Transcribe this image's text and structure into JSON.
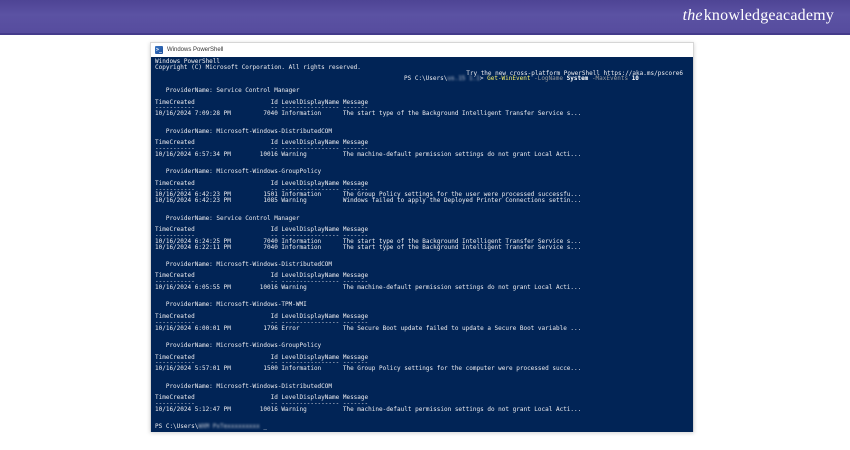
{
  "brand": {
    "logo_the": "the",
    "logo_rest": "knowledgeacademy",
    "header_color": "#56509e"
  },
  "terminal": {
    "title": "Windows PowerShell",
    "background_color": "#012456",
    "banner_line1": "Windows PowerShell",
    "banner_line2": "Copyright (C) Microsoft Corporation. All rights reserved.",
    "update_notice": "Try the new cross-platform PowerShell https://aka.ms/pscore6",
    "prompt": {
      "prefix": "PS C:\\Users\\",
      "redacted_user": "us.15 1.1",
      "separator": "> ",
      "command": "Get-WinEvent",
      "param1": "-LogName",
      "value1": "System",
      "param2": "-MaxEvents",
      "value2": "10",
      "command_color": "#f9f06b",
      "param_color": "#9a9a9a"
    },
    "log": {
      "provider_label": "ProviderName:",
      "columns": [
        "TimeCreated",
        "Id",
        "LevelDisplayName",
        "Message"
      ],
      "sections": [
        {
          "provider": "Service Control Manager",
          "events": [
            {
              "time": "10/16/2024 7:09:28 PM",
              "id": "7040",
              "level": "Information",
              "message": "The start type of the Background Intelligent Transfer Service s..."
            }
          ]
        },
        {
          "provider": "Microsoft-Windows-DistributedCOM",
          "events": [
            {
              "time": "10/16/2024 6:57:34 PM",
              "id": "10016",
              "level": "Warning",
              "message": "The machine-default permission settings do not grant Local Acti..."
            }
          ]
        },
        {
          "provider": "Microsoft-Windows-GroupPolicy",
          "events": [
            {
              "time": "10/16/2024 6:42:23 PM",
              "id": "1501",
              "level": "Information",
              "message": "The Group Policy settings for the user were processed successfu..."
            },
            {
              "time": "10/16/2024 6:42:23 PM",
              "id": "1085",
              "level": "Warning",
              "message": "Windows failed to apply the Deployed Printer Connections settin..."
            }
          ]
        },
        {
          "provider": "Service Control Manager",
          "events": [
            {
              "time": "10/16/2024 6:24:25 PM",
              "id": "7040",
              "level": "Information",
              "message": "The start type of the Background Intelligent Transfer Service s..."
            },
            {
              "time": "10/16/2024 6:22:11 PM",
              "id": "7040",
              "level": "Information",
              "message": "The start type of the Background Intelligent Transfer Service s..."
            }
          ]
        },
        {
          "provider": "Microsoft-Windows-DistributedCOM",
          "events": [
            {
              "time": "10/16/2024 6:05:55 PM",
              "id": "10016",
              "level": "Warning",
              "message": "The machine-default permission settings do not grant Local Acti..."
            }
          ]
        },
        {
          "provider": "Microsoft-Windows-TPM-WMI",
          "events": [
            {
              "time": "10/16/2024 6:00:01 PM",
              "id": "1796",
              "level": "Error",
              "message": "The Secure Boot update failed to update a Secure Boot variable ..."
            }
          ]
        },
        {
          "provider": "Microsoft-Windows-GroupPolicy",
          "events": [
            {
              "time": "10/16/2024 5:57:01 PM",
              "id": "1500",
              "level": "Information",
              "message": "The Group Policy settings for the computer were processed succe..."
            }
          ]
        },
        {
          "provider": "Microsoft-Windows-DistributedCOM",
          "events": [
            {
              "time": "10/16/2024 5:12:47 PM",
              "id": "10016",
              "level": "Warning",
              "message": "The machine-default permission settings do not grant Local Acti..."
            }
          ]
        }
      ]
    },
    "final_prompt": {
      "prefix": "PS C:\\Users\\",
      "redacted": "WXM PxTexxxxxxxxx",
      "cursor": "_"
    }
  }
}
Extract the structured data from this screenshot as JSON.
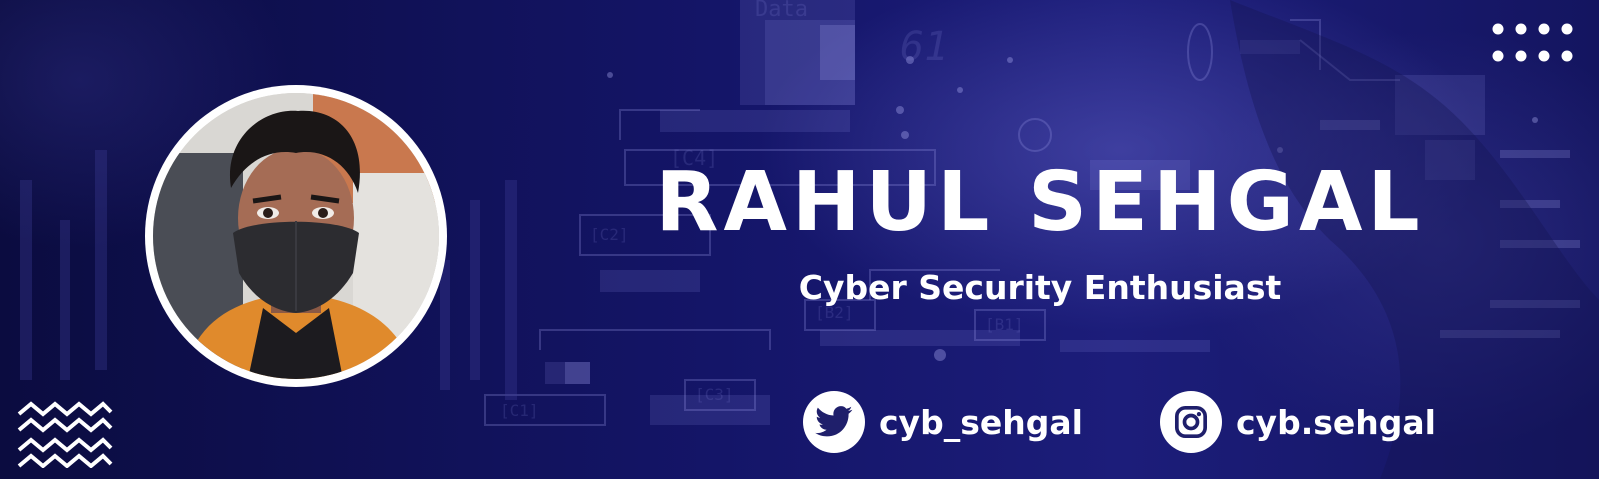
{
  "profile": {
    "name": "RAHUL SEHGAL",
    "title": "Cyber Security Enthusiast"
  },
  "social": {
    "twitter": {
      "icon": "twitter-bird-icon",
      "handle": "cyb_sehgal"
    },
    "instagram": {
      "icon": "instagram-icon",
      "handle": "cyb.sehgal"
    }
  },
  "background": {
    "labels": [
      "Data",
      "[C4]",
      "[C2]",
      "[B2]",
      "[B1]",
      "[C3]",
      "[C1]",
      "61"
    ]
  },
  "colors": {
    "background": "#141568",
    "text": "#ffffff",
    "accent": "#ffffff",
    "icon_blue": "#1f1f6b"
  },
  "decor": {
    "dots_icon": "dot-grid-icon",
    "zigzag_icon": "zigzag-lines-icon"
  }
}
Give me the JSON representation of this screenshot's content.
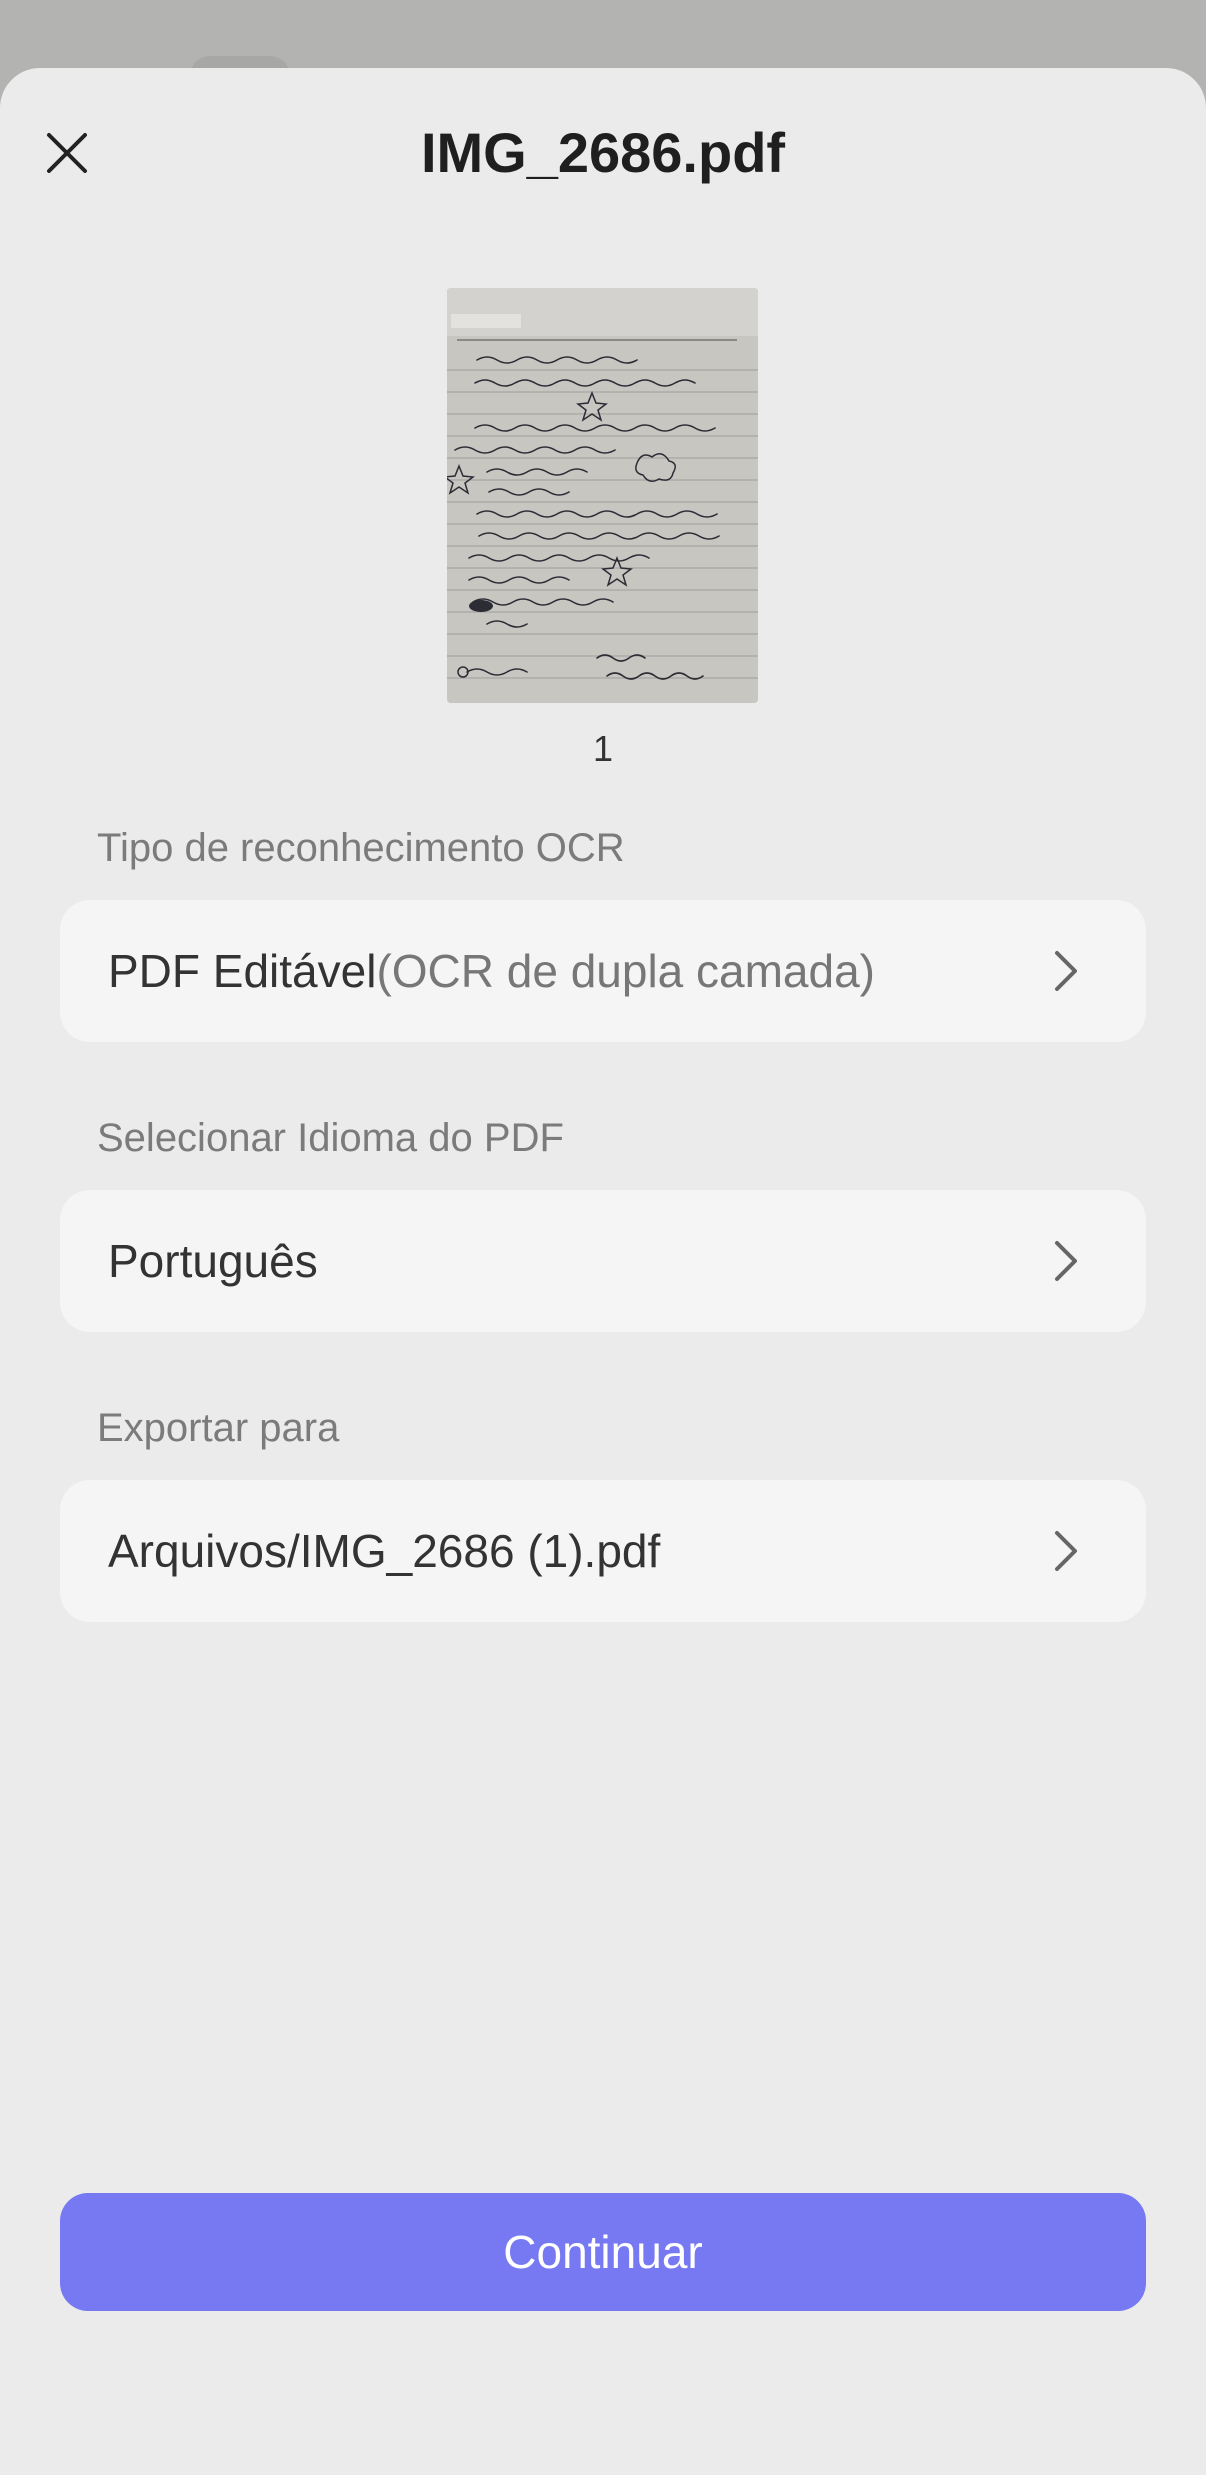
{
  "header": {
    "title": "IMG_2686.pdf",
    "close_icon": "close-icon"
  },
  "preview": {
    "page_number": "1"
  },
  "ocr_type": {
    "label": "Tipo de reconhecimento OCR",
    "value_primary": "PDF Editável",
    "value_secondary": "(OCR de dupla camada)"
  },
  "language": {
    "label": "Selecionar Idioma do PDF",
    "value": "Português"
  },
  "export": {
    "label": "Exportar para",
    "value": "Arquivos/IMG_2686 (1).pdf"
  },
  "actions": {
    "continue_label": "Continuar"
  },
  "colors": {
    "accent": "#7779f2",
    "sheet_background": "#ebebeb",
    "row_background": "#f5f5f5"
  }
}
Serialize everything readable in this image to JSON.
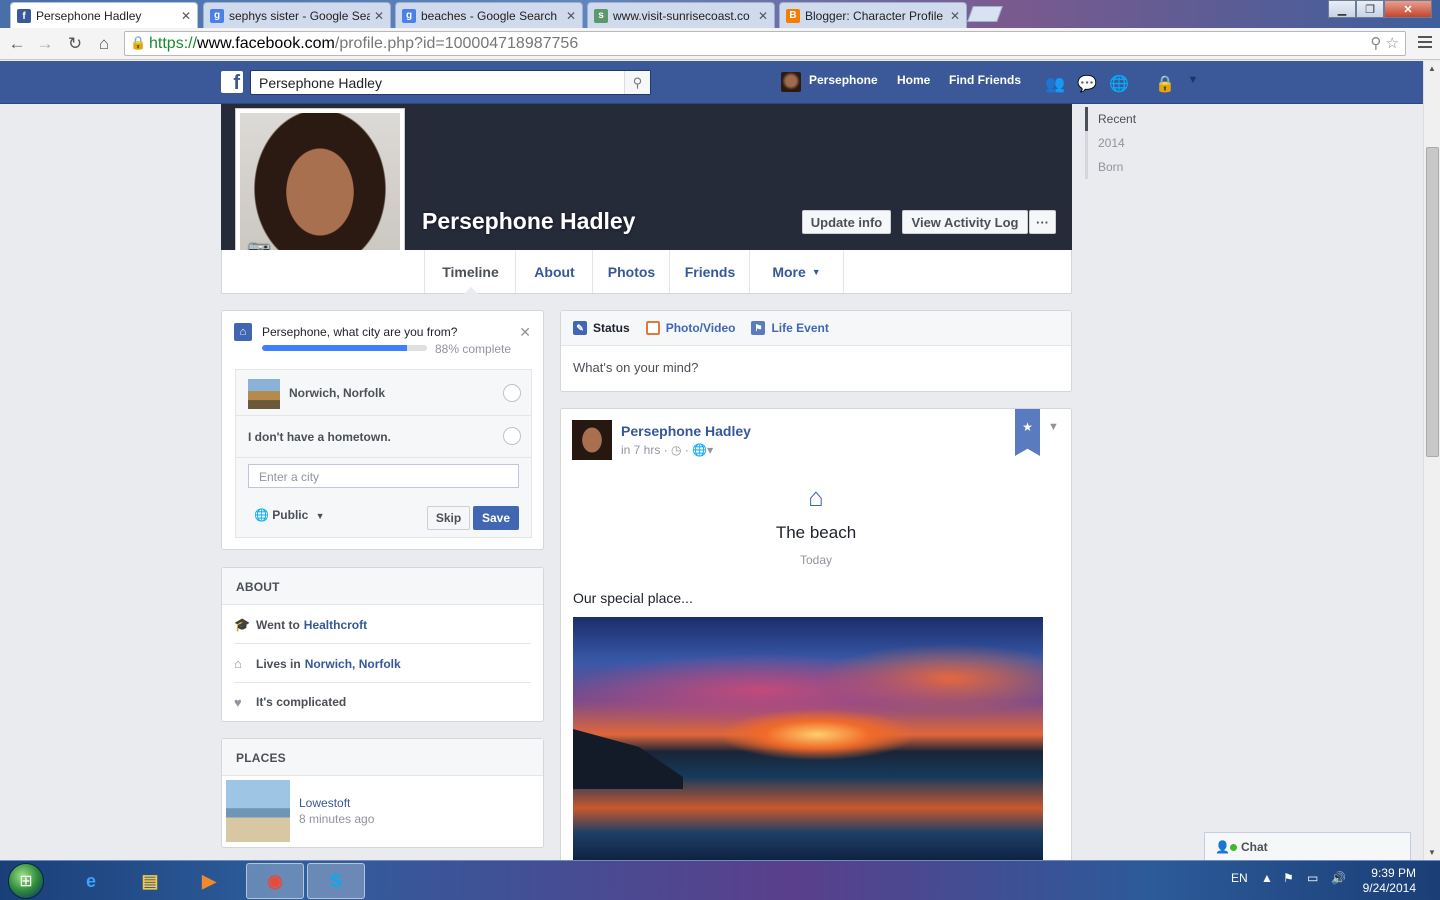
{
  "browser": {
    "tabs": [
      {
        "title": "Persephone Hadley",
        "icon": "facebook-favicon",
        "active": true
      },
      {
        "title": "sephys sister - Google Sea",
        "icon": "google-favicon",
        "active": false
      },
      {
        "title": "beaches - Google Search",
        "icon": "google-favicon",
        "active": false
      },
      {
        "title": "www.visit-sunrisecoast.co",
        "icon": "site-favicon",
        "active": false
      },
      {
        "title": "Blogger: Character Profile",
        "icon": "blogger-favicon",
        "active": false
      }
    ],
    "address": {
      "scheme": "https://",
      "host": "www.facebook.com",
      "path": "/profile.php?id=100004718987756"
    }
  },
  "fb_header": {
    "search_value": "Persephone Hadley",
    "user_name": "Persephone",
    "nav": [
      "Home",
      "Find Friends"
    ]
  },
  "profile": {
    "name": "Persephone Hadley",
    "buttons": {
      "update_info": "Update info",
      "activity_log": "View Activity Log",
      "more": "···"
    },
    "tabs": [
      "Timeline",
      "About",
      "Photos",
      "Friends",
      "More"
    ],
    "active_tab": "Timeline"
  },
  "timeline_rail": [
    "Recent",
    "2014",
    "Born"
  ],
  "hometown_prompt": {
    "question": "Persephone, what city are you from?",
    "progress_percent": 88,
    "progress_text": "88% complete",
    "options": [
      "Norwich, Norfolk",
      "I don't have a hometown."
    ],
    "city_placeholder": "Enter a city",
    "privacy": "Public",
    "skip_label": "Skip",
    "save_label": "Save"
  },
  "about": {
    "header": "ABOUT",
    "rows": [
      {
        "prefix": "Went to",
        "link": "Healthcroft",
        "icon": "school-icon"
      },
      {
        "prefix": "Lives in",
        "link": "Norwich, Norfolk",
        "icon": "home-icon"
      },
      {
        "prefix": "It's complicated",
        "link": "",
        "icon": "heart-icon"
      }
    ]
  },
  "places": {
    "header": "PLACES",
    "items": [
      {
        "name": "Lowestoft",
        "time": "8 minutes ago"
      }
    ]
  },
  "composer": {
    "tabs": [
      "Status",
      "Photo/Video",
      "Life Event"
    ],
    "placeholder": "What's on your mind?"
  },
  "post": {
    "author": "Persephone Hadley",
    "meta": "in 7 hrs · ◷ · ",
    "life_event_title": "The beach",
    "life_event_date": "Today",
    "text": "Our special place..."
  },
  "chat": {
    "label": "Chat"
  },
  "taskbar": {
    "lang": "EN",
    "time": "9:39 PM",
    "date": "9/24/2014"
  },
  "colors": {
    "facebook_blue": "#3b5998",
    "link_blue": "#365899",
    "cover_dark": "#262b3a"
  }
}
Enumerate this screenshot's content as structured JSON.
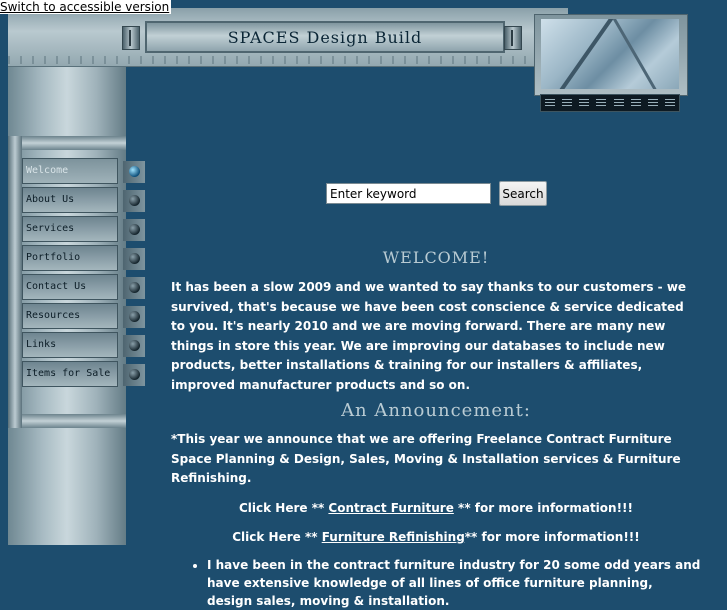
{
  "accessible_link": "Switch to accessible version",
  "header": {
    "title": "SPACES Design Build"
  },
  "nav": {
    "items": [
      {
        "label": "Welcome",
        "active": true
      },
      {
        "label": "About Us"
      },
      {
        "label": "Services"
      },
      {
        "label": "Portfolio"
      },
      {
        "label": "Contact Us"
      },
      {
        "label": "Resources"
      },
      {
        "label": "Links"
      },
      {
        "label": "Items for Sale"
      }
    ]
  },
  "search": {
    "value": "Enter keyword",
    "button": "Search"
  },
  "content": {
    "welcome_heading": "WELCOME!",
    "intro": "It has been a slow 2009 and we wanted to say thanks to our customers - we survived, that's because we have been cost conscience & service dedicated to you. It's nearly 2010 and we are moving forward. There are many new things in store this year. We are improving our databases to include new products, better installations & training for our installers & affiliates, improved manufacturer products and so on.",
    "announce_heading": "An Announcement:",
    "announce": "*This year we announce that we are offering Freelance Contract Furniture Space Planning & Design, Sales, Moving & Installation services & Furniture Refinishing.",
    "click1": {
      "pre": "Click Here **  ",
      "link": "Contract Furniture",
      "post": " ** for more information!!!"
    },
    "click2": {
      "pre": "Click Here **  ",
      "link": "Furniture Refinishing",
      "post": "** for more information!!!"
    },
    "bullet1": "I have been in the contract furniture industry for 20 some odd years and have extensive knowledge of all lines of office furniture planning, design sales, moving & installation."
  },
  "colors": {
    "background": "#1d4d6e",
    "heading": "#b9cbd3",
    "text": "#ffffff"
  }
}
------------------------------------------------
### What is expected
Look through the records and gather every line containing "structured".

### The answer
Extract the structured data from this screenshot as JSON.
Enumerate this screenshot's content as structured JSON.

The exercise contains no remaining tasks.